PROBLEM:
Omit the images. Copy each entry word for word.

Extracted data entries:
- - -
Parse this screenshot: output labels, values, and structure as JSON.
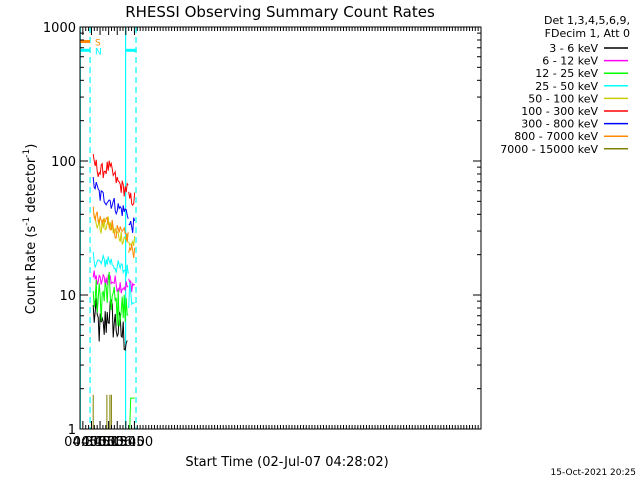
{
  "chart_data": {
    "type": "line",
    "title": "RHESSI Observing Summary Count Rates",
    "xlabel": "Start Time (02-Jul-07 04:28:02)",
    "ylabel_main": "Count Rate (s",
    "ylabel_sup1": "-1",
    "ylabel_mid": " detector",
    "ylabel_sup2": "-1",
    "ylabel_end": ")",
    "xlim_min": [
      265,
      965
    ],
    "ylim": [
      1,
      1000
    ],
    "yscale": "log",
    "xticks": [
      {
        "m": 270,
        "label": "04:30"
      },
      {
        "m": 285,
        "label": "04:45"
      },
      {
        "m": 300,
        "label": "05:00"
      },
      {
        "m": 315,
        "label": "05:15"
      },
      {
        "m": 330,
        "label": "05:30"
      },
      {
        "m": 345,
        "label": "05:45"
      },
      {
        "m": 360,
        "label": "06:00"
      }
    ],
    "yticks": [
      {
        "v": 1,
        "label": "1"
      },
      {
        "v": 10,
        "label": "10"
      },
      {
        "v": 100,
        "label": "100"
      },
      {
        "v": 1000,
        "label": "1000"
      }
    ],
    "legend": {
      "header1": "Det 1,3,4,5,6,9,",
      "header2": "FDecim 1, Att 0",
      "placement": "right"
    },
    "series": [
      {
        "name": "3 - 6 keV",
        "color": "#000000",
        "segments": [
          {
            "m": [
              288,
              300,
              305,
              315,
              322,
              340,
              349
            ],
            "v": [
              7.5,
              5.5,
              5.2,
              7.8,
              6.5,
              5,
              5
            ]
          }
        ]
      },
      {
        "name": "6 - 12 keV",
        "color": "#ff00ff",
        "segments": [
          {
            "m": [
              288,
              300,
              315,
              330,
              350
            ],
            "v": [
              13.5,
              12.5,
              13.5,
              12,
              11.5
            ]
          },
          {
            "m": [
              350,
              361
            ],
            "v": [
              12,
              12
            ]
          }
        ]
      },
      {
        "name": "12 - 25 keV",
        "color": "#00ff00",
        "segments": [
          {
            "m": [
              288,
              300,
              315,
              330,
              350
            ],
            "v": [
              9.5,
              9,
              10.5,
              8,
              7.5
            ]
          },
          {
            "m": [
              350,
              361
            ],
            "v": [
              1.7,
              1.7
            ]
          }
        ]
      },
      {
        "name": "25 - 50 keV",
        "color": "#00ffff",
        "segments": [
          {
            "m": [
              288,
              300,
              315,
              330,
              350
            ],
            "v": [
              19,
              17,
              18.5,
              16,
              15
            ]
          },
          {
            "m": [
              350,
              361
            ],
            "v": [
              11.5,
              11.5
            ]
          }
        ]
      },
      {
        "name": "50 - 100 keV",
        "color": "#cccc00",
        "segments": [
          {
            "m": [
              288,
              300,
              315,
              330,
              350
            ],
            "v": [
              38,
              32,
              34,
              28,
              26.5
            ]
          },
          {
            "m": [
              350,
              361
            ],
            "v": [
              24.5,
              24.5
            ]
          }
        ]
      },
      {
        "name": "100 - 300 keV",
        "color": "#ff0000",
        "segments": [
          {
            "m": [
              288,
              300,
              315,
              330,
              341,
              350
            ],
            "v": [
              100,
              82,
              90,
              70,
              62,
              62
            ]
          },
          {
            "m": [
              350,
              361
            ],
            "v": [
              52,
              52
            ]
          }
        ]
      },
      {
        "name": "300 - 800 keV",
        "color": "#0000ff",
        "segments": [
          {
            "m": [
              288,
              300,
              315,
              330,
              350
            ],
            "v": [
              70,
              55,
              52,
              45,
              41
            ]
          },
          {
            "m": [
              350,
              361
            ],
            "v": [
              33,
              33
            ]
          }
        ]
      },
      {
        "name": "800 - 7000 keV",
        "color": "#ff8800",
        "segments": [
          {
            "m": [
              288,
              300,
              315,
              330,
              350
            ],
            "v": [
              42,
              34,
              36,
              29,
              27
            ]
          },
          {
            "m": [
              350,
              361
            ],
            "v": [
              21.5,
              21.5
            ]
          }
        ]
      },
      {
        "name": "7000 - 15000 keV",
        "color": "#808000",
        "segments": [
          {
            "m": [
              288,
              288.5
            ],
            "v": [
              1,
              1.8
            ]
          },
          {
            "m": [
              312,
              322
            ],
            "v": [
              1,
              1.8
            ]
          }
        ]
      }
    ],
    "flags": [
      {
        "label": "S",
        "color": "#ff8800",
        "m0": 265,
        "m1": 282.5,
        "v": 780
      },
      {
        "label": "N",
        "color": "#00ffff",
        "m0": 265,
        "m1": 282.5,
        "v": 670
      },
      {
        "label": "",
        "color": "#00ffff",
        "m0": 344.5,
        "m1": 364,
        "v": 670
      }
    ],
    "vlines": [
      {
        "m": 265.5,
        "color": "#00ffff",
        "dash": false
      },
      {
        "m": 282.6,
        "color": "#00ffff",
        "dash": true
      },
      {
        "m": 344.6,
        "color": "#00ffff",
        "dash": false
      },
      {
        "m": 362.8,
        "color": "#00ffff",
        "dash": true
      }
    ],
    "footer_date": "15-Oct-2021 20:25"
  }
}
- - -
ANSWER:
Parse this screenshot: output labels, values, and structure as JSON.
{
  "chart_data": {
    "type": "line",
    "title": "RHESSI Observing Summary Count Rates",
    "xlabel": "Start Time (02-Jul-07 04:28:02)",
    "ylabel_main": "Count Rate (s",
    "ylabel_sup1": "-1",
    "ylabel_mid": " detector",
    "ylabel_sup2": "-1",
    "ylabel_end": ")",
    "xlim_min": [
      265,
      965
    ],
    "ylim": [
      1,
      1000
    ],
    "yscale": "log",
    "xticks": [
      {
        "m": 270,
        "label": "04:30"
      },
      {
        "m": 285,
        "label": "04:45"
      },
      {
        "m": 300,
        "label": "05:00"
      },
      {
        "m": 315,
        "label": "05:15"
      },
      {
        "m": 330,
        "label": "05:30"
      },
      {
        "m": 345,
        "label": "05:45"
      },
      {
        "m": 360,
        "label": "06:00"
      }
    ],
    "yticks": [
      {
        "v": 1,
        "label": "1"
      },
      {
        "v": 10,
        "label": "10"
      },
      {
        "v": 100,
        "label": "100"
      },
      {
        "v": 1000,
        "label": "1000"
      }
    ],
    "legend": {
      "header1": "Det 1,3,4,5,6,9,",
      "header2": "FDecim 1, Att 0",
      "placement": "right"
    },
    "series": [
      {
        "name": "3 - 6 keV",
        "color": "#000000",
        "segments": [
          {
            "m": [
              288,
              300,
              305,
              315,
              322,
              340,
              349
            ],
            "v": [
              7.5,
              5.5,
              5.2,
              7.8,
              6.5,
              5,
              5
            ]
          }
        ]
      },
      {
        "name": "6 - 12 keV",
        "color": "#ff00ff",
        "segments": [
          {
            "m": [
              288,
              300,
              315,
              330,
              350
            ],
            "v": [
              13.5,
              12.5,
              13.5,
              12,
              11.5
            ]
          },
          {
            "m": [
              350,
              361
            ],
            "v": [
              12,
              12
            ]
          }
        ]
      },
      {
        "name": "12 - 25 keV",
        "color": "#00ff00",
        "segments": [
          {
            "m": [
              288,
              300,
              315,
              330,
              350
            ],
            "v": [
              9.5,
              9,
              10.5,
              8,
              7.5
            ]
          },
          {
            "m": [
              350,
              361
            ],
            "v": [
              1.7,
              1.7
            ]
          }
        ]
      },
      {
        "name": "25 - 50 keV",
        "color": "#00ffff",
        "segments": [
          {
            "m": [
              288,
              300,
              315,
              330,
              350
            ],
            "v": [
              19,
              17,
              18.5,
              16,
              15
            ]
          },
          {
            "m": [
              350,
              361
            ],
            "v": [
              11.5,
              11.5
            ]
          }
        ]
      },
      {
        "name": "50 - 100 keV",
        "color": "#cccc00",
        "segments": [
          {
            "m": [
              288,
              300,
              315,
              330,
              350
            ],
            "v": [
              38,
              32,
              34,
              28,
              26.5
            ]
          },
          {
            "m": [
              350,
              361
            ],
            "v": [
              24.5,
              24.5
            ]
          }
        ]
      },
      {
        "name": "100 - 300 keV",
        "color": "#ff0000",
        "segments": [
          {
            "m": [
              288,
              300,
              315,
              330,
              341,
              350
            ],
            "v": [
              100,
              82,
              90,
              70,
              62,
              62
            ]
          },
          {
            "m": [
              350,
              361
            ],
            "v": [
              52,
              52
            ]
          }
        ]
      },
      {
        "name": "300 - 800 keV",
        "color": "#0000ff",
        "segments": [
          {
            "m": [
              288,
              300,
              315,
              330,
              350
            ],
            "v": [
              70,
              55,
              52,
              45,
              41
            ]
          },
          {
            "m": [
              350,
              361
            ],
            "v": [
              33,
              33
            ]
          }
        ]
      },
      {
        "name": "800 - 7000 keV",
        "color": "#ff8800",
        "segments": [
          {
            "m": [
              288,
              300,
              315,
              330,
              350
            ],
            "v": [
              42,
              34,
              36,
              29,
              27
            ]
          },
          {
            "m": [
              350,
              361
            ],
            "v": [
              21.5,
              21.5
            ]
          }
        ]
      },
      {
        "name": "7000 - 15000 keV",
        "color": "#808000",
        "segments": [
          {
            "m": [
              288,
              288.5
            ],
            "v": [
              1,
              1.8
            ]
          },
          {
            "m": [
              312,
              322
            ],
            "v": [
              1,
              1.8
            ]
          }
        ]
      }
    ],
    "flags": [
      {
        "label": "S",
        "color": "#ff8800",
        "m0": 265,
        "m1": 282.5,
        "v": 780
      },
      {
        "label": "N",
        "color": "#00ffff",
        "m0": 265,
        "m1": 282.5,
        "v": 670
      },
      {
        "label": "",
        "color": "#00ffff",
        "m0": 344.5,
        "m1": 364,
        "v": 670
      }
    ],
    "vlines": [
      {
        "m": 265.5,
        "color": "#00ffff",
        "dash": false
      },
      {
        "m": 282.6,
        "color": "#00ffff",
        "dash": true
      },
      {
        "m": 344.6,
        "color": "#00ffff",
        "dash": false
      },
      {
        "m": 362.8,
        "color": "#00ffff",
        "dash": true
      }
    ],
    "footer_date": "15-Oct-2021 20:25"
  }
}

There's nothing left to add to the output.